The request
Among the lines below, count those containing the word "this". Give the number only.

Extracted information
+ + + + + + +
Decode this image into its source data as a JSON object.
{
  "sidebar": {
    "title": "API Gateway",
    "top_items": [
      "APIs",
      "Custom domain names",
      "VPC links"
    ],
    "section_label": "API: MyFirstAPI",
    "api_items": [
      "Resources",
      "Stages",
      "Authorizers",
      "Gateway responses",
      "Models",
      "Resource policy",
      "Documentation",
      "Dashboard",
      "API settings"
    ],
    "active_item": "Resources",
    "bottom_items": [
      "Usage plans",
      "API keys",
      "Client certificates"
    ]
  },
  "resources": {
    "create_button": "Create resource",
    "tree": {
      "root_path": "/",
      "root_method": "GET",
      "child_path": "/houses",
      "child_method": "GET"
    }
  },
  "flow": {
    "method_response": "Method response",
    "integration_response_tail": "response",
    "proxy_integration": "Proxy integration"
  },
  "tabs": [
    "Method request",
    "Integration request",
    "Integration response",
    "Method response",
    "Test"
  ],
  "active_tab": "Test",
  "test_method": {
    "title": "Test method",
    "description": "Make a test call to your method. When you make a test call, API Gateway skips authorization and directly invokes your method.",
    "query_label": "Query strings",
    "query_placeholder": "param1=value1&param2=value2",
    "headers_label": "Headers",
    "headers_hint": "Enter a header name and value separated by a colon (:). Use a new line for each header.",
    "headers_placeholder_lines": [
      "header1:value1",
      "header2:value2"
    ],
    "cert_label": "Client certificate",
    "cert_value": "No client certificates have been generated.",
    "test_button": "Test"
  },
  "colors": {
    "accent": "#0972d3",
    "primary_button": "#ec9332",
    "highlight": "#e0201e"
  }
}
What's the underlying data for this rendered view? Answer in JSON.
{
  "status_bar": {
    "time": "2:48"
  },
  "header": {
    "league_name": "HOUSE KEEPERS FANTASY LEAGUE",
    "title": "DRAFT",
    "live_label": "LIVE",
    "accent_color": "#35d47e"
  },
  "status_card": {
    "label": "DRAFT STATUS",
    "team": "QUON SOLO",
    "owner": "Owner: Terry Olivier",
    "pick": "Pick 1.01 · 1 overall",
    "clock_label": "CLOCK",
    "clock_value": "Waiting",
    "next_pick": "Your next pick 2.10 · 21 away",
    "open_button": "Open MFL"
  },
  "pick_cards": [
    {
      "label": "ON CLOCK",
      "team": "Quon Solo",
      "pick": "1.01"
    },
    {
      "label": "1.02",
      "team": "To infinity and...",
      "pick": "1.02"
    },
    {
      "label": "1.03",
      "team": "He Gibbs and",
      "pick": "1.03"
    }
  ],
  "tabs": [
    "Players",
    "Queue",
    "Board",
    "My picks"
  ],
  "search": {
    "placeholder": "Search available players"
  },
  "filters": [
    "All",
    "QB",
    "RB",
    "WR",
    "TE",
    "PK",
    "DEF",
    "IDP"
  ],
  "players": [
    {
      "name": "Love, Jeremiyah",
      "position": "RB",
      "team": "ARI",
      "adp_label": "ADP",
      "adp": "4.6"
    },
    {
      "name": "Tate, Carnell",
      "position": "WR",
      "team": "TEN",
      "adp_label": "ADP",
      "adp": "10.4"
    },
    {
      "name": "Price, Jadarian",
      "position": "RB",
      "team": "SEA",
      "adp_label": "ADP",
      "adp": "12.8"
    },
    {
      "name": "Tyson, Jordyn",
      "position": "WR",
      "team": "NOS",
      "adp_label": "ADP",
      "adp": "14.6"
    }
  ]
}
+ + + + + + +
Exercise answer
2